**DIRECTIVE:** Make an exact copy of all the records.

**DATA EXTRACT:**
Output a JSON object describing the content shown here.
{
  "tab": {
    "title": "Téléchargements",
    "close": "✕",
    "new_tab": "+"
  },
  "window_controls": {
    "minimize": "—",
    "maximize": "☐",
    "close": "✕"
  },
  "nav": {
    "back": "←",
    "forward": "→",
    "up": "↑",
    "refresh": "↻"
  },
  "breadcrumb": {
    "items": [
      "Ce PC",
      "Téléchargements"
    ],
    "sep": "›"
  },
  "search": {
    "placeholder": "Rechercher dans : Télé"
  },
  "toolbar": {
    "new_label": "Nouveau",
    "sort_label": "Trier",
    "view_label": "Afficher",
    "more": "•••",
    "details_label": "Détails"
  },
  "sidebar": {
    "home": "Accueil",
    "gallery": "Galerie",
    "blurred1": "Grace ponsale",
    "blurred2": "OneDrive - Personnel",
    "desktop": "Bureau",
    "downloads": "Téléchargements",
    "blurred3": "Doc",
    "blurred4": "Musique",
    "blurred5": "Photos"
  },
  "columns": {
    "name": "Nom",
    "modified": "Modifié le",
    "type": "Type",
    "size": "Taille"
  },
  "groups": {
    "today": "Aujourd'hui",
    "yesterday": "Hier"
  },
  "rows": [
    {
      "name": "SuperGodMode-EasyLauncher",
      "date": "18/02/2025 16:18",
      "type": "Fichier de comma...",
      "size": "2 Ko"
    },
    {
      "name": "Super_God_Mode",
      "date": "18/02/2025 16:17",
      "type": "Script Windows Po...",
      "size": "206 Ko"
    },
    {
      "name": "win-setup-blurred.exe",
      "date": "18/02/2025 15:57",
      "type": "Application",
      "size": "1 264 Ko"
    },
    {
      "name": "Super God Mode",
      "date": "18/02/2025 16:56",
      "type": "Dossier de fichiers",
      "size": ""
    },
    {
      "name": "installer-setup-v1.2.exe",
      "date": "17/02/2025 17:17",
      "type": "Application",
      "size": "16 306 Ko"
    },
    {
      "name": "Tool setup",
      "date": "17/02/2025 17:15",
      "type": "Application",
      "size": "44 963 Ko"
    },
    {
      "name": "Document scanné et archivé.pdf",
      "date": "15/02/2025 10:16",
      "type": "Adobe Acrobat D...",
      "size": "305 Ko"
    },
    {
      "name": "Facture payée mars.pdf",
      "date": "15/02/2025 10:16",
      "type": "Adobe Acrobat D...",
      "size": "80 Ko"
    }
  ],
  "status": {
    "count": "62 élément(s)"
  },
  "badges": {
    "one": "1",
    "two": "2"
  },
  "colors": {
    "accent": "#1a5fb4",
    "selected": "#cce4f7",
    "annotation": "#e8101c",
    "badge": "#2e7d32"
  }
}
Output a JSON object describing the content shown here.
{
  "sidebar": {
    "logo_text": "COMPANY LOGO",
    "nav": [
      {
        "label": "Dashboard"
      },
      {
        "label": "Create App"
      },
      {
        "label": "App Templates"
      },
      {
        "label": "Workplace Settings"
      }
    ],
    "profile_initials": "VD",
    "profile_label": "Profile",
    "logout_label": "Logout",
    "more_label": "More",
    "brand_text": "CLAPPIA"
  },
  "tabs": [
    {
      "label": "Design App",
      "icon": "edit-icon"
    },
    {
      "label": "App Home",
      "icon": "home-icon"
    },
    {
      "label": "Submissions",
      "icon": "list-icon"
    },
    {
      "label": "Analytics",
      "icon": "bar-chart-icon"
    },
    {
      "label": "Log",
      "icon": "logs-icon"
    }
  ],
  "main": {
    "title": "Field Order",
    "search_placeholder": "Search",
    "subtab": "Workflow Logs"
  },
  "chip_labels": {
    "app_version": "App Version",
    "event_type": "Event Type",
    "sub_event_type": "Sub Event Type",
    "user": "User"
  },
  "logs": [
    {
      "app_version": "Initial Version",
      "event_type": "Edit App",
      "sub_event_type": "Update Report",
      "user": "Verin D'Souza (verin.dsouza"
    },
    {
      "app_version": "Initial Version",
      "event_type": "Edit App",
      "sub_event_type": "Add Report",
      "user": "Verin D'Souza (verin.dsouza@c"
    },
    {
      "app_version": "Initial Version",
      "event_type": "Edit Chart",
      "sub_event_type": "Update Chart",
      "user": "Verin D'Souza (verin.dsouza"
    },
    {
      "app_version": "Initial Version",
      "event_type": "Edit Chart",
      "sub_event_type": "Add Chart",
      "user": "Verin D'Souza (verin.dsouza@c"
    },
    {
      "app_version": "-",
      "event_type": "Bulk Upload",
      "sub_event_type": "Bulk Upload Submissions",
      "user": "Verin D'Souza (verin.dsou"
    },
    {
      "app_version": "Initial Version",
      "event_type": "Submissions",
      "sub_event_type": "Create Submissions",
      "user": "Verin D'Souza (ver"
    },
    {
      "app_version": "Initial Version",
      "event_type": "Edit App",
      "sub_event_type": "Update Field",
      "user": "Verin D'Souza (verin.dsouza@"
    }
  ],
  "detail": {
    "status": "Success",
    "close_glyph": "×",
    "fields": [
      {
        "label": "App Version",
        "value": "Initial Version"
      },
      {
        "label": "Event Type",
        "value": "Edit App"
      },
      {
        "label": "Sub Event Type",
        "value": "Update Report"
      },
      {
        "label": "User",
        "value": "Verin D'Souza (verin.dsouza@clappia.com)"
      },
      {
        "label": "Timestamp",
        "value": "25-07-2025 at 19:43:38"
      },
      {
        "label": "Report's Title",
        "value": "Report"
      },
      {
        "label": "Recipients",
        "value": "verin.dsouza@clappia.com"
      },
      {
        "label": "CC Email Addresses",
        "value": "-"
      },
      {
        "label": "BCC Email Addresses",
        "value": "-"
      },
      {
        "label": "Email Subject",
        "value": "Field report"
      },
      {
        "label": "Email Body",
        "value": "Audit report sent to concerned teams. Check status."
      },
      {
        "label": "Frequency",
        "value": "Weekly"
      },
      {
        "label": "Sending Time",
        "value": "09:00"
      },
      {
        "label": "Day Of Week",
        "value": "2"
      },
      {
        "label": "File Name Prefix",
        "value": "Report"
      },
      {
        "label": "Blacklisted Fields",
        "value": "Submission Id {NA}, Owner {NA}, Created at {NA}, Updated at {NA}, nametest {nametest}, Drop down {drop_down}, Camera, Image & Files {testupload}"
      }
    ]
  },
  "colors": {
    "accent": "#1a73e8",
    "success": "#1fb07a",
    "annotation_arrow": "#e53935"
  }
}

**SOLUTION FOR THIS PROBLEM:**
Output a JSON object describing the content shown here.
{
  "tab": {
    "title": "Téléchargements",
    "close": "✕",
    "new_tab": "+"
  },
  "window_controls": {
    "minimize": "—",
    "maximize": "☐",
    "close": "✕"
  },
  "nav": {
    "back": "←",
    "forward": "→",
    "up": "↑",
    "refresh": "↻"
  },
  "breadcrumb": {
    "items": [
      "Ce PC",
      "Téléchargements"
    ],
    "sep": "›"
  },
  "search": {
    "placeholder": "Rechercher dans : Télé"
  },
  "toolbar": {
    "new_label": "Nouveau",
    "sort_label": "Trier",
    "view_label": "Afficher",
    "more": "•••",
    "details_label": "Détails"
  },
  "sidebar": {
    "home": "Accueil",
    "gallery": "Galerie",
    "blurred1": "Grace ponsale",
    "blurred2": "OneDrive - Personnel",
    "desktop": "Bureau",
    "downloads": "Téléchargements",
    "blurred3": "Doc",
    "blurred4": "Musique",
    "blurred5": "Photos"
  },
  "columns": {
    "name": "Nom",
    "modified": "Modifié le",
    "type": "Type",
    "size": "Taille"
  },
  "groups": {
    "today": "Aujourd'hui",
    "yesterday": "Hier"
  },
  "rows": [
    {
      "name": "SuperGodMode-EasyLauncher",
      "date": "18/02/2025 16:18",
      "type": "Fichier de comma...",
      "size": "2 Ko"
    },
    {
      "name": "Super_God_Mode",
      "date": "18/02/2025 16:17",
      "type": "Script Windows Po...",
      "size": "206 Ko"
    },
    {
      "name": "win-setup-blurred.exe",
      "date": "18/02/2025 15:57",
      "type": "Application",
      "size": "1 264 Ko"
    },
    {
      "name": "Super God Mode",
      "date": "18/02/2025 16:56",
      "type": "Dossier de fichiers",
      "size": ""
    },
    {
      "name": "installer-setup-v1.2.exe",
      "date": "17/02/2025 17:17",
      "type": "Application",
      "size": "16 306 Ko"
    },
    {
      "name": "Tool setup",
      "date": "17/02/2025 17:15",
      "type": "Application",
      "size": "44 963 Ko"
    },
    {
      "name": "Document scanné et archivé.pdf",
      "date": "15/02/2025 10:16",
      "type": "Adobe Acrobat D...",
      "size": "305 Ko"
    },
    {
      "name": "Facture payée mars.pdf",
      "date": "15/02/2025 10:16",
      "type": "Adobe Acrobat D...",
      "size": "80 Ko"
    }
  ],
  "status": {
    "count": "62 élément(s)"
  },
  "badges": {
    "one": "1",
    "two": "2"
  },
  "colors": {
    "accent": "#1a5fb4",
    "selected": "#cce4f7",
    "annotation": "#e8101c",
    "badge": "#2e7d32"
  }
}
Output a JSON object describing the content shown here.
{
  "sidebar": {
    "logo_text": "COMPANY LOGO",
    "nav": [
      {
        "label": "Dashboard"
      },
      {
        "label": "Create App"
      },
      {
        "label": "App Templates"
      },
      {
        "label": "Workplace Settings"
      }
    ],
    "profile_initials": "VD",
    "profile_label": "Profile",
    "logout_label": "Logout",
    "more_label": "More",
    "brand_text": "CLAPPIA"
  },
  "tabs": [
    {
      "label": "Design App",
      "icon": "edit-icon"
    },
    {
      "label": "App Home",
      "icon": "home-icon"
    },
    {
      "label": "Submissions",
      "icon": "list-icon"
    },
    {
      "label": "Analytics",
      "icon": "bar-chart-icon"
    },
    {
      "label": "Log",
      "icon": "logs-icon"
    }
  ],
  "main": {
    "title": "Field Order",
    "search_placeholder": "Search",
    "subtab": "Workflow Logs"
  },
  "chip_labels": {
    "app_version": "App Version",
    "event_type": "Event Type",
    "sub_event_type": "Sub Event Type",
    "user": "User"
  },
  "logs": [
    {
      "app_version": "Initial Version",
      "event_type": "Edit App",
      "sub_event_type": "Update Report",
      "user": "Verin D'Souza (verin.dsouza"
    },
    {
      "app_version": "Initial Version",
      "event_type": "Edit App",
      "sub_event_type": "Add Report",
      "user": "Verin D'Souza (verin.dsouza@c"
    },
    {
      "app_version": "Initial Version",
      "event_type": "Edit Chart",
      "sub_event_type": "Update Chart",
      "user": "Verin D'Souza (verin.dsouza"
    },
    {
      "app_version": "Initial Version",
      "event_type": "Edit Chart",
      "sub_event_type": "Add Chart",
      "user": "Verin D'Souza (verin.dsouza@c"
    },
    {
      "app_version": "-",
      "event_type": "Bulk Upload",
      "sub_event_type": "Bulk Upload Submissions",
      "user": "Verin D'Souza (verin.dsou"
    },
    {
      "app_version": "Initial Version",
      "event_type": "Submissions",
      "sub_event_type": "Create Submissions",
      "user": "Verin D'Souza (ver"
    },
    {
      "app_version": "Initial Version",
      "event_type": "Edit App",
      "sub_event_type": "Update Field",
      "user": "Verin D'Souza (verin.dsouza@"
    }
  ],
  "detail": {
    "status": "Success",
    "close_glyph": "×",
    "fields": [
      {
        "label": "App Version",
        "value": "Initial Version"
      },
      {
        "label": "Event Type",
        "value": "Edit App"
      },
      {
        "label": "Sub Event Type",
        "value": "Update Report"
      },
      {
        "label": "User",
        "value": "Verin D'Souza (verin.dsouza@clappia.com)"
      },
      {
        "label": "Timestamp",
        "value": "25-07-2025 at 19:43:38"
      },
      {
        "label": "Report's Title",
        "value": "Report"
      },
      {
        "label": "Recipients",
        "value": "verin.dsouza@clappia.com"
      },
      {
        "label": "CC Email Addresses",
        "value": "-"
      },
      {
        "label": "BCC Email Addresses",
        "value": "-"
      },
      {
        "label": "Email Subject",
        "value": "Field report"
      },
      {
        "label": "Email Body",
        "value": "Audit report sent to concerned teams. Check status."
      },
      {
        "label": "Frequency",
        "value": "Weekly"
      },
      {
        "label": "Sending Time",
        "value": "09:00"
      },
      {
        "label": "Day Of Week",
        "value": "2"
      },
      {
        "label": "File Name Prefix",
        "value": "Report"
      },
      {
        "label": "Blacklisted Fields",
        "value": "Submission Id {NA}, Owner {NA}, Created at {NA}, Updated at {NA}, nametest {nametest}, Drop down {drop_down}, Camera, Image & Files {testupload}"
      }
    ]
  },
  "colors": {
    "accent": "#1a73e8",
    "success": "#1fb07a",
    "annotation_arrow": "#e53935"
  }
}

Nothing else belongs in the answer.